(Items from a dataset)

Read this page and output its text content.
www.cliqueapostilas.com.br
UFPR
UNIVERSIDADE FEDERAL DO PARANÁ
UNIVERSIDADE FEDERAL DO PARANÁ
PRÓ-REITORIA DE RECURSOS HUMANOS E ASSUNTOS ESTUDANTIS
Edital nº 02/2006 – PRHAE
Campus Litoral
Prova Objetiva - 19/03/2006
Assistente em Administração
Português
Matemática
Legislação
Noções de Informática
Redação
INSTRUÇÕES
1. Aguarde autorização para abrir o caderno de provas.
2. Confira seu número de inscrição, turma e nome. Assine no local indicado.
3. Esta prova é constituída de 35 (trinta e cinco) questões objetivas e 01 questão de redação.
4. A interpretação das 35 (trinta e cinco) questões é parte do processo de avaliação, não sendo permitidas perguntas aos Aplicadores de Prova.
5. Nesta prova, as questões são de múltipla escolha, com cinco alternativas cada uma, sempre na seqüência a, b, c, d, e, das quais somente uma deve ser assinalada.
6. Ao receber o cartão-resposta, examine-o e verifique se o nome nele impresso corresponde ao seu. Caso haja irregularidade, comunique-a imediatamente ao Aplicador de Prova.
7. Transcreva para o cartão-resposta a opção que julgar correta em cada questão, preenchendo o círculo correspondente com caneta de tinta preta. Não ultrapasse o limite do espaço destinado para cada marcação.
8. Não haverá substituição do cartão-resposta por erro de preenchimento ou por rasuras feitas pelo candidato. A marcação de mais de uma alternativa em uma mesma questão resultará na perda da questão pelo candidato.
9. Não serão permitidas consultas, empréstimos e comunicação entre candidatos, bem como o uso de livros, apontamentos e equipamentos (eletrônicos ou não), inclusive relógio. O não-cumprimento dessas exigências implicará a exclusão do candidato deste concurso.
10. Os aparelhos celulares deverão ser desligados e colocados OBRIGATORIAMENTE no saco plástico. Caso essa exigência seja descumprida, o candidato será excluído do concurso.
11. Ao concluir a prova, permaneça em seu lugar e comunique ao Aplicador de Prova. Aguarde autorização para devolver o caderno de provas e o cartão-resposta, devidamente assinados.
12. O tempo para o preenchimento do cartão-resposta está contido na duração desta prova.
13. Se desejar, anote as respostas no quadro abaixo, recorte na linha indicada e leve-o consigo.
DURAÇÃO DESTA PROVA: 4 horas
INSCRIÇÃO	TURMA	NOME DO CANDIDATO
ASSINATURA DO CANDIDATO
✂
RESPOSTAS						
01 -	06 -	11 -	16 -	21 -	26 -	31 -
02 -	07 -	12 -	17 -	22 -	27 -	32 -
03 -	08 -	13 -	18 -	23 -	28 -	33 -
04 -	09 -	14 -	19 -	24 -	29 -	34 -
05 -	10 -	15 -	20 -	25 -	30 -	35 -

■ Problem details
Please set down each line of the records exactly as given.

■ Response
Read this page and output its text content.
www.cliqueapostilas.com.br
UFPR
UNIVERSIDADE FEDERAL DO PARANÁ
UNIVERSIDADE FEDERAL DO PARANÁ
PRÓ-REITORIA DE RECURSOS HUMANOS E ASSUNTOS ESTUDANTIS
Edital nº 02/2006 – PRHAE
Campus Litoral
Prova Objetiva - 19/03/2006
Assistente em Administração
Português
Matemática
Legislação
Noções de Informática
Redação
INSTRUÇÕES
1. Aguarde autorização para abrir o caderno de provas.
2. Confira seu número de inscrição, turma e nome. Assine no local indicado.
3. Esta prova é constituída de 35 (trinta e cinco) questões objetivas e 01 questão de redação.
4. A interpretação das 35 (trinta e cinco) questões é parte do processo de avaliação, não sendo permitidas perguntas aos Aplicadores de Prova.
5. Nesta prova, as questões são de múltipla escolha, com cinco alternativas cada uma, sempre na seqüência a, b, c, d, e, das quais somente uma deve ser assinalada.
6. Ao receber o cartão-resposta, examine-o e verifique se o nome nele impresso corresponde ao seu. Caso haja irregularidade, comunique-a imediatamente ao Aplicador de Prova.
7. Transcreva para o cartão-resposta a opção que julgar correta em cada questão, preenchendo o círculo correspondente com caneta de tinta preta. Não ultrapasse o limite do espaço destinado para cada marcação.
8. Não haverá substituição do cartão-resposta por erro de preenchimento ou por rasuras feitas pelo candidato. A marcação de mais de uma alternativa em uma mesma questão resultará na perda da questão pelo candidato.
9. Não serão permitidas consultas, empréstimos e comunicação entre candidatos, bem como o uso de livros, apontamentos e equipamentos (eletrônicos ou não), inclusive relógio. O não-cumprimento dessas exigências implicará a exclusão do candidato deste concurso.
10. Os aparelhos celulares deverão ser desligados e colocados OBRIGATORIAMENTE no saco plástico. Caso essa exigência seja descumprida, o candidato será excluído do concurso.
11. Ao concluir a prova, permaneça em seu lugar e comunique ao Aplicador de Prova. Aguarde autorização para devolver o caderno de provas e o cartão-resposta, devidamente assinados.
12. O tempo para o preenchimento do cartão-resposta está contido na duração desta prova.
13. Se desejar, anote as respostas no quadro abaixo, recorte na linha indicada e leve-o consigo.
DURAÇÃO DESTA PROVA: 4 horas
INSCRIÇÃO	TURMA	NOME DO CANDIDATO
ASSINATURA DO CANDIDATO
✂
RESPOSTAS						
01 -	06 -	11 -	16 -	21 -	26 -	31 -
02 -	07 -	12 -	17 -	22 -	27 -	32 -
03 -	08 -	13 -	18 -	23 -	28 -	33 -
04 -	09 -	14 -	19 -	24 -	29 -	34 -
05 -	10 -	15 -	20 -	25 -	30 -	35 -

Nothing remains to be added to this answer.